## EXERCISE INSTRUCTIONS
Each line of the listing must be transcribed exactly, except for the images, which should be excluded.

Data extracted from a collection

------------------------------------

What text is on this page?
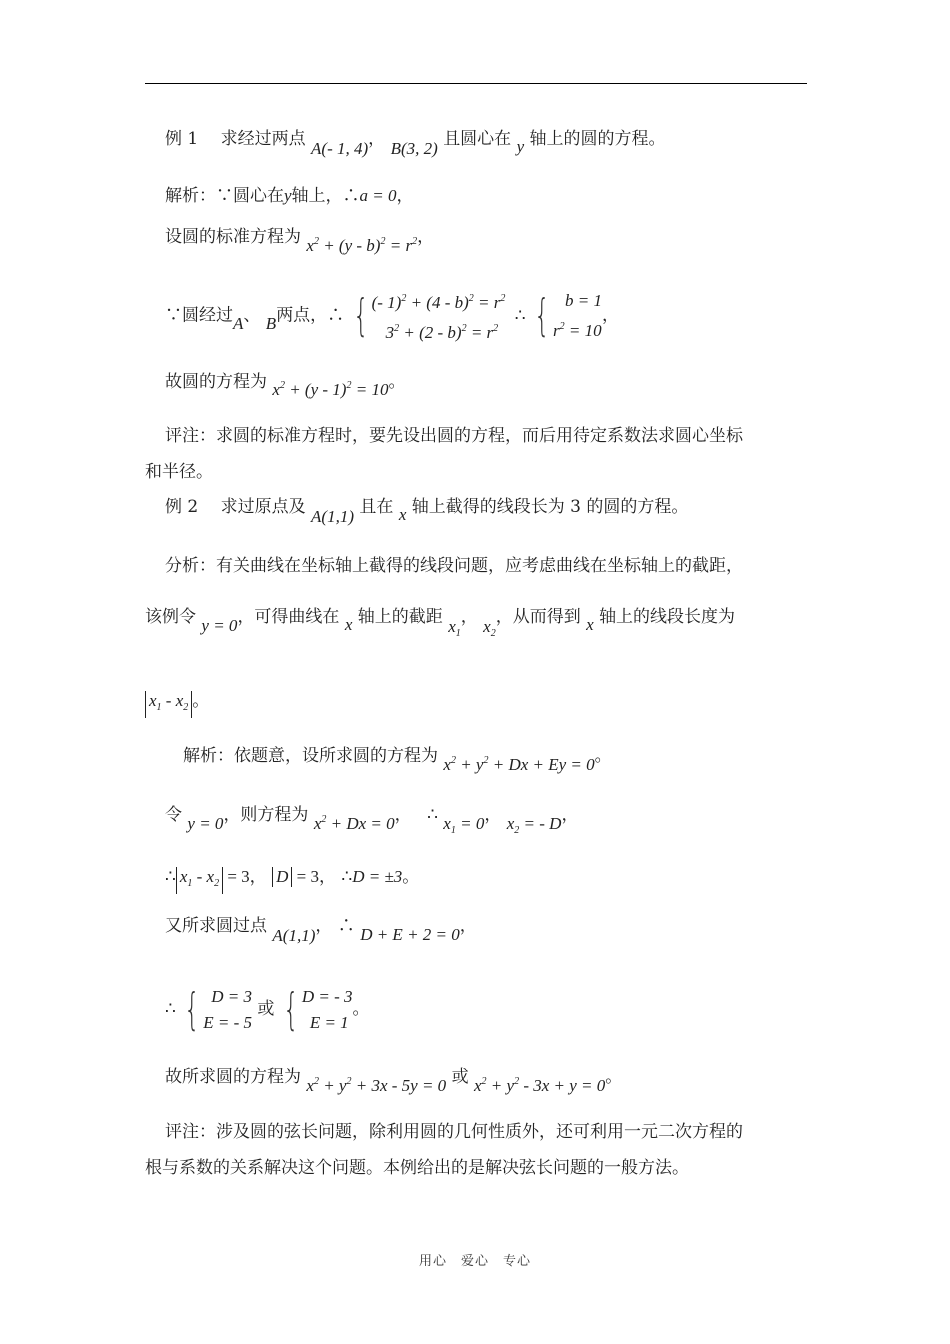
例 1　 求经过两点 A(- 1, 4)， B(3, 2) 且圆心在 y 轴上的圆的方程。
解析：∵圆心在y轴上，∴a = 0，
设圆的标准方程为 $x^2 + (y - b)^2 = r^2$，
∵圆经过A、 B两点，∴ { (- $1)^2 + (4 - b)^2 = r^2$
$3^2 + (2 - b)^2 = r^2$
∴ { b = 1
$r^2 = 10$
，
故圆的方程为 $x^2 + (y - 1)^2 = 10$。
评注：求圆的标准方程时，要先设出圆的方程，而后用待定系数法求圆心坐标
和半径。
例 2　 求过原点及 A(1,1) 且在 x 轴上截得的线段长为 3 的圆的方程。
分析：有关曲线在坐标轴上截得的线段问题，应考虑曲线在坐标轴上的截距，
该例令 y = 0，可得曲线在 x 轴上的截距 $x_1$， $x_2$，从而得到 x 轴上的线段长度为
$x_1 - x_2$ 。
解析：依题意，设所求圆的方程为 $x^2 + y^2 + Dx + Ey = 0$。
令 y = 0，则方程为 $x^2 + Dx = 0$， ∴ $x_1 = 0$， $x_2$ = - D，
∴ $x_1 - x_2 = 3$， D = 3， ∴D = ±3。
又所求圆过点 A(1,1)， ∴ D + E + 2 = 0，
∴ { D = 3
E = - 5
或 { D = - 3
E = 1
。
故所求圆的方程为 $x^2 + y^2 + 3x - 5y = 0$ 或 $x^2 + y^2 - 3x + y = 0$。
评注：涉及圆的弦长问题，除利用圆的几何性质外，还可利用一元二次方程的
根与系数的关系解决这个问题。本例给出的是解决弦长问题的一般方法。
用心　爱心　专心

------------------------------------

## WRITTEN ANSWER
What text is on this page?
例 1　 求经过两点 A(- 1, 4)， B(3, 2) 且圆心在 y 轴上的圆的方程。
解析：∵圆心在y轴上，∴a = 0，
设圆的标准方程为 $x^2 + (y - b)^2 = r^2$，
∵圆经过A、 B两点，∴ { (- $1)^2 + (4 - b)^2 = r^2$
$3^2 + (2 - b)^2 = r^2$
∴ { b = 1
$r^2 = 10$
，
故圆的方程为 $x^2 + (y - 1)^2 = 10$。
评注：求圆的标准方程时，要先设出圆的方程，而后用待定系数法求圆心坐标
和半径。
例 2　 求过原点及 A(1,1) 且在 x 轴上截得的线段长为 3 的圆的方程。
分析：有关曲线在坐标轴上截得的线段问题，应考虑曲线在坐标轴上的截距，
该例令 y = 0，可得曲线在 x 轴上的截距 $x_1$， $x_2$，从而得到 x 轴上的线段长度为
$x_1 - x_2$ 。
解析：依题意，设所求圆的方程为 $x^2 + y^2 + Dx + Ey = 0$。
令 y = 0，则方程为 $x^2 + Dx = 0$， ∴ $x_1 = 0$， $x_2$ = - D，
∴ $x_1 - x_2 = 3$， D = 3， ∴D = ±3。
又所求圆过点 A(1,1)， ∴ D + E + 2 = 0，
∴ { D = 3
E = - 5
或 { D = - 3
E = 1
。
故所求圆的方程为 $x^2 + y^2 + 3x - 5y = 0$ 或 $x^2 + y^2 - 3x + y = 0$。
评注：涉及圆的弦长问题，除利用圆的几何性质外，还可利用一元二次方程的
根与系数的关系解决这个问题。本例给出的是解决弦长问题的一般方法。
用心　爱心　专心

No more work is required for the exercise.